**WORK INSTRUCTIONS:**
Locate the lines where "описи" occurs and copy them as they stand.

[Lines of data]
+++

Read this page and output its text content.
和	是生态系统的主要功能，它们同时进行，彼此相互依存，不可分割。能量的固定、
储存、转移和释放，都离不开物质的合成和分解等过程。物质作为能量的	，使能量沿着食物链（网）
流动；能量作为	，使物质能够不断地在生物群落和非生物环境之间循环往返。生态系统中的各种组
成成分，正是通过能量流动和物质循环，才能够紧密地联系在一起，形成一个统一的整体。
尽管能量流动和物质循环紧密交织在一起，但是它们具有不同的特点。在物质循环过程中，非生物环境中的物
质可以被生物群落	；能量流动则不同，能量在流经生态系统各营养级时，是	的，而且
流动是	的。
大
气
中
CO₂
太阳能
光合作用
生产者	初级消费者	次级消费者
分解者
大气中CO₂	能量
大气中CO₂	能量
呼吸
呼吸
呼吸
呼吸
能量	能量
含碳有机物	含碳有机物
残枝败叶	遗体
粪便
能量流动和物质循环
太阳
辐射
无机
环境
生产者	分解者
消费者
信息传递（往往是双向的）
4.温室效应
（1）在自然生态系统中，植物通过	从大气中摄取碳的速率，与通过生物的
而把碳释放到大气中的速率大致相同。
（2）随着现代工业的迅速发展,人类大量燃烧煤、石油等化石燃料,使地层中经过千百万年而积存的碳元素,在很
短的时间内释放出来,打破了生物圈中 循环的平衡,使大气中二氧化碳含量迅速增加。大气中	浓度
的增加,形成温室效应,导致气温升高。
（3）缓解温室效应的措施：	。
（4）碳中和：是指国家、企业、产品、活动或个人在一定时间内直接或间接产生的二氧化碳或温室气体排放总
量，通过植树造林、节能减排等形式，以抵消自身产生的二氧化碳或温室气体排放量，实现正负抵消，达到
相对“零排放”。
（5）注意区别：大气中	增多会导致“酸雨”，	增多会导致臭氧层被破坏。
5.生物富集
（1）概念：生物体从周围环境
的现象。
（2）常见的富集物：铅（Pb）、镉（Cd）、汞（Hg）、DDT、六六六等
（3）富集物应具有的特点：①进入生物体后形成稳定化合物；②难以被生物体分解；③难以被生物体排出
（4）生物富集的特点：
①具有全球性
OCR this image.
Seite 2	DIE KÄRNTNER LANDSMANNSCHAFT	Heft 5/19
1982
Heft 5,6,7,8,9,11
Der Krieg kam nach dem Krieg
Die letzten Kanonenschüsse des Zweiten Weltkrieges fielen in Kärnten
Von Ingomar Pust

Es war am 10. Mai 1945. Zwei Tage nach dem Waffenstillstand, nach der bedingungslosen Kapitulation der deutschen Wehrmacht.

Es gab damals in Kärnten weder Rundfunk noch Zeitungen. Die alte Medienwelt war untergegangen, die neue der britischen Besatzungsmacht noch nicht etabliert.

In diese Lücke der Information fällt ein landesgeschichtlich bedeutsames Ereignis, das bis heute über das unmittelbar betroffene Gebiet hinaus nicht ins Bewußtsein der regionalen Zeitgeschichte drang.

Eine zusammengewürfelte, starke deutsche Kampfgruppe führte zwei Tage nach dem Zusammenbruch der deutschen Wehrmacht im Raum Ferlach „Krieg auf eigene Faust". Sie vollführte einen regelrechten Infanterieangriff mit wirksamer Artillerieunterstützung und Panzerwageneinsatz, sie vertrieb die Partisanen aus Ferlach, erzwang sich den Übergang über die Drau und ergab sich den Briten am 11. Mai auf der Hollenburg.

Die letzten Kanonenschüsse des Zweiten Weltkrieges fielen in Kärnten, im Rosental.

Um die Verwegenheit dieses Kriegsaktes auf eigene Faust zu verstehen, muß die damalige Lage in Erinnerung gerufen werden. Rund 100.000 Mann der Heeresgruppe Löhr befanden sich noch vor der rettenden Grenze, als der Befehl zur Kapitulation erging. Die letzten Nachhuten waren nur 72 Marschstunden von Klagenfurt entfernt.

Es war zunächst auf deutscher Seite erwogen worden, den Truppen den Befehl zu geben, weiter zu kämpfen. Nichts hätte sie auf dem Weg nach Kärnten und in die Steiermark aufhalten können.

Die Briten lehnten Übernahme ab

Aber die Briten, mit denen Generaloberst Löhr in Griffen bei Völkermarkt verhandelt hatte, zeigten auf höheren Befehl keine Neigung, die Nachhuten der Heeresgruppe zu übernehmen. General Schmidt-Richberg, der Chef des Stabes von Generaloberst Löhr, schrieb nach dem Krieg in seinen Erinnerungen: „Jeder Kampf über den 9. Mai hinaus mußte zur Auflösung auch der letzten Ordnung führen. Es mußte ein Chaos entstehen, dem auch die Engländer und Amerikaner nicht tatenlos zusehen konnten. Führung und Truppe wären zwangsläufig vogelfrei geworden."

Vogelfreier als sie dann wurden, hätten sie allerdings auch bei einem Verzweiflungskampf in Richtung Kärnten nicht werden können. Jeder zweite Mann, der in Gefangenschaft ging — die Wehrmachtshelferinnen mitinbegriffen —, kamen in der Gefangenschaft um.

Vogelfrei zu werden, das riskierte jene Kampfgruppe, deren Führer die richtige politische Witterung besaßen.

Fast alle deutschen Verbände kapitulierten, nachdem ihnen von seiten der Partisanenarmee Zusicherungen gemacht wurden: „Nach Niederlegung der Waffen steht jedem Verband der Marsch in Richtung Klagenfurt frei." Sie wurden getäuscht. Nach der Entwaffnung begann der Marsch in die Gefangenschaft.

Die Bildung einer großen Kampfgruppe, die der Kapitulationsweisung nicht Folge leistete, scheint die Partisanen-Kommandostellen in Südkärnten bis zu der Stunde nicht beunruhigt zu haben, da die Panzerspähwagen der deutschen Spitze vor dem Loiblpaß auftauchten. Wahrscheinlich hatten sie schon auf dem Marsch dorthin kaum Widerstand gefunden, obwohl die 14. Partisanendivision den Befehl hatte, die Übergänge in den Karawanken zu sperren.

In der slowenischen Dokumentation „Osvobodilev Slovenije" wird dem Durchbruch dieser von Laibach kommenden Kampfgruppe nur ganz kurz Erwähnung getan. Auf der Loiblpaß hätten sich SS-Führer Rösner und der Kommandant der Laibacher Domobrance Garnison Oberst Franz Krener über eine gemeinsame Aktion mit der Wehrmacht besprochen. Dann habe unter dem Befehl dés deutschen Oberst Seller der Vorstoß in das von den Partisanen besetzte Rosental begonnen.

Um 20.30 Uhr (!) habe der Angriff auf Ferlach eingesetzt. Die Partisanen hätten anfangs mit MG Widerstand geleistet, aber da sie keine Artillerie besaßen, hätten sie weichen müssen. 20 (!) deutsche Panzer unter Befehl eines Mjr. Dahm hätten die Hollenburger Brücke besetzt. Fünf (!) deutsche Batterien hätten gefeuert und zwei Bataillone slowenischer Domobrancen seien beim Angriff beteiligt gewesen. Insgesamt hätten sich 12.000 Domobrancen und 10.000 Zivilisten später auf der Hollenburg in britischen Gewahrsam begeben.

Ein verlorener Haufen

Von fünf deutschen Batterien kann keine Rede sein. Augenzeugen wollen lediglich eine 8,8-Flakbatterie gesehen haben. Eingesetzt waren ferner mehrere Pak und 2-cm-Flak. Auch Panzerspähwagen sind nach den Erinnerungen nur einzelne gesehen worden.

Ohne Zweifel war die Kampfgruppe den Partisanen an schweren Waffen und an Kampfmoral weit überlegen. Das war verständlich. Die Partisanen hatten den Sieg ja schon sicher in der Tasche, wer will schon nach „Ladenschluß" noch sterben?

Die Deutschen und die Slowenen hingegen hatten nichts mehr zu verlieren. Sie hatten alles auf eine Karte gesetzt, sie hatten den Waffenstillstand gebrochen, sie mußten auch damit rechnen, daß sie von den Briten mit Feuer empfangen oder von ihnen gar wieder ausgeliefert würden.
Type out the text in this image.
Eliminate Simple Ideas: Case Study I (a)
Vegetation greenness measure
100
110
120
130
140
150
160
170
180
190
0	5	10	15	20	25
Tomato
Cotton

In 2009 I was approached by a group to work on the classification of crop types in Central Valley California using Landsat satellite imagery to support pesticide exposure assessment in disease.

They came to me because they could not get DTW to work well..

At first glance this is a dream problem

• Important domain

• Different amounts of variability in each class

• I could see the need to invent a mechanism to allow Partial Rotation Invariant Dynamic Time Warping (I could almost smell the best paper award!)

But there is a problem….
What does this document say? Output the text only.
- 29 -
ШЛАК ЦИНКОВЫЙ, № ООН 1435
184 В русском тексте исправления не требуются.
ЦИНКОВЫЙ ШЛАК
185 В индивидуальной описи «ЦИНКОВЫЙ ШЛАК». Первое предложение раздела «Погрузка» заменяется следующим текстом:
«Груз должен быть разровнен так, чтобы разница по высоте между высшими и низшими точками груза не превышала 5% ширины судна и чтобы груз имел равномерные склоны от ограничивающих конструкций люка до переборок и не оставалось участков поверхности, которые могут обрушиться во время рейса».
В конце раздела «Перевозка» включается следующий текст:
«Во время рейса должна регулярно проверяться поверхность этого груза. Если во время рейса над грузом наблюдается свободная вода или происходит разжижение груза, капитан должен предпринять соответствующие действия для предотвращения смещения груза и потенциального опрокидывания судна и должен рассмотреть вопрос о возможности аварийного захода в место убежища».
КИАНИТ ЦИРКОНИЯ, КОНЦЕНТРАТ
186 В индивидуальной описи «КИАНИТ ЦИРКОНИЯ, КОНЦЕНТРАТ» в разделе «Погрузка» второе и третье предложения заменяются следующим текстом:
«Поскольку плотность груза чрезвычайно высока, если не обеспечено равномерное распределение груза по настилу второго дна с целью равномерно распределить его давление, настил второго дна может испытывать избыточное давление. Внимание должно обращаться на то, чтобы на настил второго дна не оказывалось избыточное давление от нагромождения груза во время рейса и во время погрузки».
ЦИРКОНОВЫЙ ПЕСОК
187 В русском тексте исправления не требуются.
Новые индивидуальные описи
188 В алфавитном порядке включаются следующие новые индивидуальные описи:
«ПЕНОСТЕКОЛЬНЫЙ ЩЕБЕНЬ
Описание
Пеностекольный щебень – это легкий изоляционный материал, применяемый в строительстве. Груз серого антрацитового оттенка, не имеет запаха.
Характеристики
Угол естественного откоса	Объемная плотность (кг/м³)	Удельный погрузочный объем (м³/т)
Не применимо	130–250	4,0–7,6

+++

**TASK SOLUTION:**
185 В индивидуальной описи «ЦИНКОВЫЙ ШЛАК». Первое предложение раздела «Погрузка» заменяется следующим текстом:
186 В индивидуальной описи «КИАНИТ ЦИРКОНИЯ, КОНЦЕНТРАТ» в разделе «Погрузка» второе и третье предложения заменяются следующим текстом:
Новые индивидуальные описи
188 В алфавитном порядке включаются следующие новые индивидуальные описи:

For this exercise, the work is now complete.